- Task to carry out -
Show each line of the data below that has the string "with" in it.

(Collected data)
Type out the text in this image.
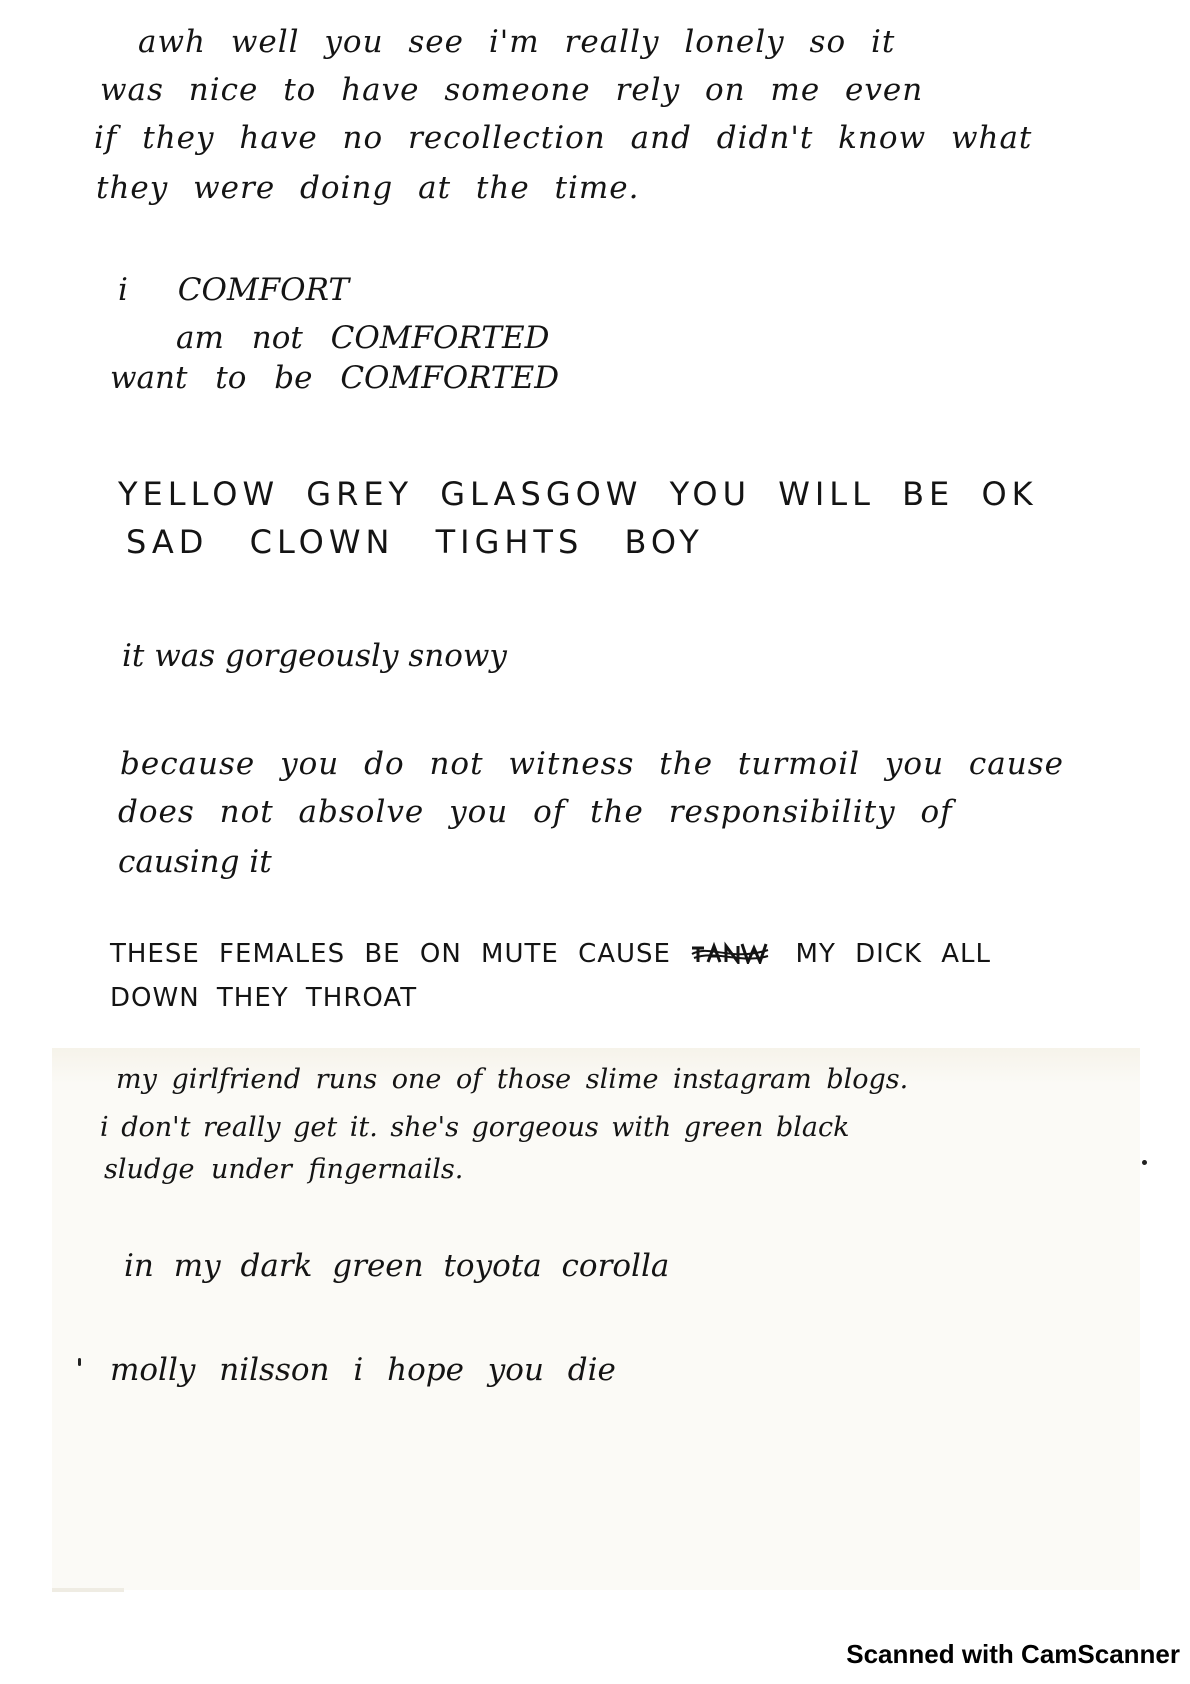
awh well you see i'm really lonely so it
was nice to have someone rely on me even
if they have no recollection and didn't know what
they were doing at the time.
i COMFORT
am not COMFORTED
want to be COMFORTED
YELLOW GREY GLASGOW YOU WILL BE OK
SAD CLOWN TIGHTS BOY
it was gorgeously snowy
because you do not witness the turmoil you cause
does not absolve you of the responsibility of
causing it
THESE FEMALES BE ON MUTE CAUSE	MY DICK ALL
DOWN THEY THROAT
my girlfriend runs one of those slime instagram blogs.
i don't really get it. she's gorgeous with green black
sludge under fingernails.
in my dark green toyota corolla
molly nilsson i hope you die
Scanned with CamScanner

- The solution -
i don't really get it. she's gorgeous with green black
Scanned with CamScanner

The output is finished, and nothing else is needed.